++++ EXERCISE INPUT
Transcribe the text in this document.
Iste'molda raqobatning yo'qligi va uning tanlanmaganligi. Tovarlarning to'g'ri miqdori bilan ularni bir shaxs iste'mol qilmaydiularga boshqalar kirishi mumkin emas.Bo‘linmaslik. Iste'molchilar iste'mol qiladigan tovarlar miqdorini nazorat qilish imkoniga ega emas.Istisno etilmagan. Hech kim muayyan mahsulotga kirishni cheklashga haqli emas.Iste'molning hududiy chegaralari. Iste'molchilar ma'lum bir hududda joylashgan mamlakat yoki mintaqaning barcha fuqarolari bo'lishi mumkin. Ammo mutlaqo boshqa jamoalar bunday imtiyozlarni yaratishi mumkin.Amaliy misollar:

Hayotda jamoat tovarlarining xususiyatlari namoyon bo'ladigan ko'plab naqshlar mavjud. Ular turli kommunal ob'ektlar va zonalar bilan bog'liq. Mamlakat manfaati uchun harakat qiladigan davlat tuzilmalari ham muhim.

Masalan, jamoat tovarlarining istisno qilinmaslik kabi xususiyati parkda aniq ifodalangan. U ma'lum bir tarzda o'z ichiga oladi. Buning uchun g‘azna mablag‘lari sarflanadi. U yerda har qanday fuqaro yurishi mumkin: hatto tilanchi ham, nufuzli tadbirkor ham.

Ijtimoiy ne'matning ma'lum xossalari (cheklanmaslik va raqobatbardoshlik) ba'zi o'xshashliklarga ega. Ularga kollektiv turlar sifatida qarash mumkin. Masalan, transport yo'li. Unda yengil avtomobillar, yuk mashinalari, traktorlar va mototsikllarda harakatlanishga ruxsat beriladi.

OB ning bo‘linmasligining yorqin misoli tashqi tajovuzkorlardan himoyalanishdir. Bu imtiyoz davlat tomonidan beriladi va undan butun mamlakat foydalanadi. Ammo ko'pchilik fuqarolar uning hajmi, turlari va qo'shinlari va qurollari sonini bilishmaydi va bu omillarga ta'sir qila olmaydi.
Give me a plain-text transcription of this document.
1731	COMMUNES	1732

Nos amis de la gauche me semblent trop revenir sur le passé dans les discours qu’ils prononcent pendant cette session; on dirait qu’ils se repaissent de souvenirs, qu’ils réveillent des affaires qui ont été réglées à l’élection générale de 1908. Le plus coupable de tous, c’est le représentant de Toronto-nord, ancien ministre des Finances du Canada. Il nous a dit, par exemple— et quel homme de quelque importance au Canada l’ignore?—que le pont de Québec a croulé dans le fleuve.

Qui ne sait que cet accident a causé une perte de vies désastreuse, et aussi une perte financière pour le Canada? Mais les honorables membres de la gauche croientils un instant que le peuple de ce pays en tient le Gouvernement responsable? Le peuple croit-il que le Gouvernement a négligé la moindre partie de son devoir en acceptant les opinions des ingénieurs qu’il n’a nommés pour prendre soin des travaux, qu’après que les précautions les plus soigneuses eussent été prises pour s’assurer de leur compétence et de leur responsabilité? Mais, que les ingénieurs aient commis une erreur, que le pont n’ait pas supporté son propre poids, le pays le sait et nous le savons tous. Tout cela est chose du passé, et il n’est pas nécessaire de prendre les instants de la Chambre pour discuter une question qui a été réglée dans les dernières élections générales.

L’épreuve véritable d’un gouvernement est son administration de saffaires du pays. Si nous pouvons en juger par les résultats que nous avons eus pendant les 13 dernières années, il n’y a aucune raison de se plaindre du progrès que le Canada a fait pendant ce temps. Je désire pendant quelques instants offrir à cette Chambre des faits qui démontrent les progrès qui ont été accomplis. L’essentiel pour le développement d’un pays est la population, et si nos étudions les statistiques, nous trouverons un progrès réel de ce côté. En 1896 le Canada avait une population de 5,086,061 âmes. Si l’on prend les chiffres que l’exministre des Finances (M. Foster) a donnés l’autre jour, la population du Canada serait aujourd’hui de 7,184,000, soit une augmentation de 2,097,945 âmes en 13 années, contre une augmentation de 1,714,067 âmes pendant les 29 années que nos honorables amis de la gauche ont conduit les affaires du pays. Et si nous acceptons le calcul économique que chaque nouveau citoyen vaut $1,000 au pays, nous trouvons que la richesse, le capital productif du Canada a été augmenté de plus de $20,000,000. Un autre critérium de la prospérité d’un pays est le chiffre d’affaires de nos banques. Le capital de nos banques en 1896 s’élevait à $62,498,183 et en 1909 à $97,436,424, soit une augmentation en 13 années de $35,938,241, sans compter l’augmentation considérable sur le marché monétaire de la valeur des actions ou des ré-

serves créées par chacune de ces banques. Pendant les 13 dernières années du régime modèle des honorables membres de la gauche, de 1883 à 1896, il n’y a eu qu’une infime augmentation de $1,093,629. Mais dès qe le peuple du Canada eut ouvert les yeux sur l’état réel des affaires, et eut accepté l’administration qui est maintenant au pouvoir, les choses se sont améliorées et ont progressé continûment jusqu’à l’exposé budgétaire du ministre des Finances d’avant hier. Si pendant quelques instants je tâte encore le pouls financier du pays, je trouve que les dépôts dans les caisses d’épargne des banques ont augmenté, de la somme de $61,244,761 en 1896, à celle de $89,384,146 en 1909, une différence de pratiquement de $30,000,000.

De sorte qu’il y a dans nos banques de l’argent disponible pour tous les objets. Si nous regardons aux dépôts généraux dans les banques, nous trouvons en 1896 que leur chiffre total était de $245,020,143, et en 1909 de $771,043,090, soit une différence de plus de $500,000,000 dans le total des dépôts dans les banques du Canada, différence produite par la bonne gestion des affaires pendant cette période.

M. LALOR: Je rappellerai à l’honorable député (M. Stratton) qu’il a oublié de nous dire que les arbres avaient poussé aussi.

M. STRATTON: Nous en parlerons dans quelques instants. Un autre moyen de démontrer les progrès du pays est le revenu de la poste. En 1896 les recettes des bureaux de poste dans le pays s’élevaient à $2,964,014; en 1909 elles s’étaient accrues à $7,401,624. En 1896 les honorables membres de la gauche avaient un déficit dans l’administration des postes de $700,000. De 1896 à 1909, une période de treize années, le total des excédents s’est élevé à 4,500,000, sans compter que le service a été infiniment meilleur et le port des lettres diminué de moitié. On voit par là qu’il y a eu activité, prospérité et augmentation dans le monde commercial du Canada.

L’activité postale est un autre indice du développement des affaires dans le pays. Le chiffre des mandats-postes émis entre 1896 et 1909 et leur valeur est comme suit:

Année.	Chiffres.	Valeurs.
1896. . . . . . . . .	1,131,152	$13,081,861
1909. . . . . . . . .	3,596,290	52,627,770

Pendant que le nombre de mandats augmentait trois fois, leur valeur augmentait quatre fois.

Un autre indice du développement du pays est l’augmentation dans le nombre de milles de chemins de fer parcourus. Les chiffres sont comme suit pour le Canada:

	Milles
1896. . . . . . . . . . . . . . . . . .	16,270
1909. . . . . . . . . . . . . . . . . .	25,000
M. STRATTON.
++++++++
Using the entries above, please restate each one word for word.

TASK SOLUTION:
Transcribe the text in this document.
Iste'molda raqobatning yo'qligi va uning tanlanmaganligi. Tovarlarning to'g'ri miqdori bilan ularni bir shaxs iste'mol qilmaydiularga boshqalar kirishi mumkin emas.Bo‘linmaslik. Iste'molchilar iste'mol qiladigan tovarlar miqdorini nazorat qilish imkoniga ega emas.Istisno etilmagan. Hech kim muayyan mahsulotga kirishni cheklashga haqli emas.Iste'molning hududiy chegaralari. Iste'molchilar ma'lum bir hududda joylashgan mamlakat yoki mintaqaning barcha fuqarolari bo'lishi mumkin. Ammo mutlaqo boshqa jamoalar bunday imtiyozlarni yaratishi mumkin.Amaliy misollar:

Hayotda jamoat tovarlarining xususiyatlari namoyon bo'ladigan ko'plab naqshlar mavjud. Ular turli kommunal ob'ektlar va zonalar bilan bog'liq. Mamlakat manfaati uchun harakat qiladigan davlat tuzilmalari ham muhim.

Masalan, jamoat tovarlarining istisno qilinmaslik kabi xususiyati parkda aniq ifodalangan. U ma'lum bir tarzda o'z ichiga oladi. Buning uchun g‘azna mablag‘lari sarflanadi. U yerda har qanday fuqaro yurishi mumkin: hatto tilanchi ham, nufuzli tadbirkor ham.

Ijtimoiy ne'matning ma'lum xossalari (cheklanmaslik va raqobatbardoshlik) ba'zi o'xshashliklarga ega. Ularga kollektiv turlar sifatida qarash mumkin. Masalan, transport yo'li. Unda yengil avtomobillar, yuk mashinalari, traktorlar va mototsikllarda harakatlanishga ruxsat beriladi.

OB ning bo‘linmasligining yorqin misoli tashqi tajovuzkorlardan himoyalanishdir. Bu imtiyoz davlat tomonidan beriladi va undan butun mamlakat foydalanadi. Ammo ko'pchilik fuqarolar uning hajmi, turlari va qo'shinlari va qurollari sonini bilishmaydi va bu omillarga ta'sir qila olmaydi.
Give me a plain-text transcription of this document.
1731	COMMUNES	1732

Nos amis de la gauche me semblent trop revenir sur le passé dans les discours qu’ils prononcent pendant cette session; on dirait qu’ils se repaissent de souvenirs, qu’ils réveillent des affaires qui ont été réglées à l’élection générale de 1908. Le plus coupable de tous, c’est le représentant de Toronto-nord, ancien ministre des Finances du Canada. Il nous a dit, par exemple— et quel homme de quelque importance au Canada l’ignore?—que le pont de Québec a croulé dans le fleuve.

Qui ne sait que cet accident a causé une perte de vies désastreuse, et aussi une perte financière pour le Canada? Mais les honorables membres de la gauche croientils un instant que le peuple de ce pays en tient le Gouvernement responsable? Le peuple croit-il que le Gouvernement a négligé la moindre partie de son devoir en acceptant les opinions des ingénieurs qu’il n’a nommés pour prendre soin des travaux, qu’après que les précautions les plus soigneuses eussent été prises pour s’assurer de leur compétence et de leur responsabilité? Mais, que les ingénieurs aient commis une erreur, que le pont n’ait pas supporté son propre poids, le pays le sait et nous le savons tous. Tout cela est chose du passé, et il n’est pas nécessaire de prendre les instants de la Chambre pour discuter une question qui a été réglée dans les dernières élections générales.

L’épreuve véritable d’un gouvernement est son administration de saffaires du pays. Si nous pouvons en juger par les résultats que nous avons eus pendant les 13 dernières années, il n’y a aucune raison de se plaindre du progrès que le Canada a fait pendant ce temps. Je désire pendant quelques instants offrir à cette Chambre des faits qui démontrent les progrès qui ont été accomplis. L’essentiel pour le développement d’un pays est la population, et si nos étudions les statistiques, nous trouverons un progrès réel de ce côté. En 1896 le Canada avait une population de 5,086,061 âmes. Si l’on prend les chiffres que l’exministre des Finances (M. Foster) a donnés l’autre jour, la population du Canada serait aujourd’hui de 7,184,000, soit une augmentation de 2,097,945 âmes en 13 années, contre une augmentation de 1,714,067 âmes pendant les 29 années que nos honorables amis de la gauche ont conduit les affaires du pays. Et si nous acceptons le calcul économique que chaque nouveau citoyen vaut $1,000 au pays, nous trouvons que la richesse, le capital productif du Canada a été augmenté de plus de $20,000,000. Un autre critérium de la prospérité d’un pays est le chiffre d’affaires de nos banques. Le capital de nos banques en 1896 s’élevait à $62,498,183 et en 1909 à $97,436,424, soit une augmentation en 13 années de $35,938,241, sans compter l’augmentation considérable sur le marché monétaire de la valeur des actions ou des ré-

serves créées par chacune de ces banques. Pendant les 13 dernières années du régime modèle des honorables membres de la gauche, de 1883 à 1896, il n’y a eu qu’une infime augmentation de $1,093,629. Mais dès qe le peuple du Canada eut ouvert les yeux sur l’état réel des affaires, et eut accepté l’administration qui est maintenant au pouvoir, les choses se sont améliorées et ont progressé continûment jusqu’à l’exposé budgétaire du ministre des Finances d’avant hier. Si pendant quelques instants je tâte encore le pouls financier du pays, je trouve que les dépôts dans les caisses d’épargne des banques ont augmenté, de la somme de $61,244,761 en 1896, à celle de $89,384,146 en 1909, une différence de pratiquement de $30,000,000.

De sorte qu’il y a dans nos banques de l’argent disponible pour tous les objets. Si nous regardons aux dépôts généraux dans les banques, nous trouvons en 1896 que leur chiffre total était de $245,020,143, et en 1909 de $771,043,090, soit une différence de plus de $500,000,000 dans le total des dépôts dans les banques du Canada, différence produite par la bonne gestion des affaires pendant cette période.

M. LALOR: Je rappellerai à l’honorable député (M. Stratton) qu’il a oublié de nous dire que les arbres avaient poussé aussi.

M. STRATTON: Nous en parlerons dans quelques instants. Un autre moyen de démontrer les progrès du pays est le revenu de la poste. En 1896 les recettes des bureaux de poste dans le pays s’élevaient à $2,964,014; en 1909 elles s’étaient accrues à $7,401,624. En 1896 les honorables membres de la gauche avaient un déficit dans l’administration des postes de $700,000. De 1896 à 1909, une période de treize années, le total des excédents s’est élevé à 4,500,000, sans compter que le service a été infiniment meilleur et le port des lettres diminué de moitié. On voit par là qu’il y a eu activité, prospérité et augmentation dans le monde commercial du Canada.

L’activité postale est un autre indice du développement des affaires dans le pays. Le chiffre des mandats-postes émis entre 1896 et 1909 et leur valeur est comme suit:

Année.	Chiffres.	Valeurs.
1896. . . . . . . . .	1,131,152	$13,081,861
1909. . . . . . . . .	3,596,290	52,627,770

Pendant que le nombre de mandats augmentait trois fois, leur valeur augmentait quatre fois.

Un autre indice du développement du pays est l’augmentation dans le nombre de milles de chemins de fer parcourus. Les chiffres sont comme suit pour le Canada:

	Milles
1896. . . . . . . . . . . . . . . . . .	16,270
1909. . . . . . . . . . . . . . . . . .	25,000
M. STRATTON.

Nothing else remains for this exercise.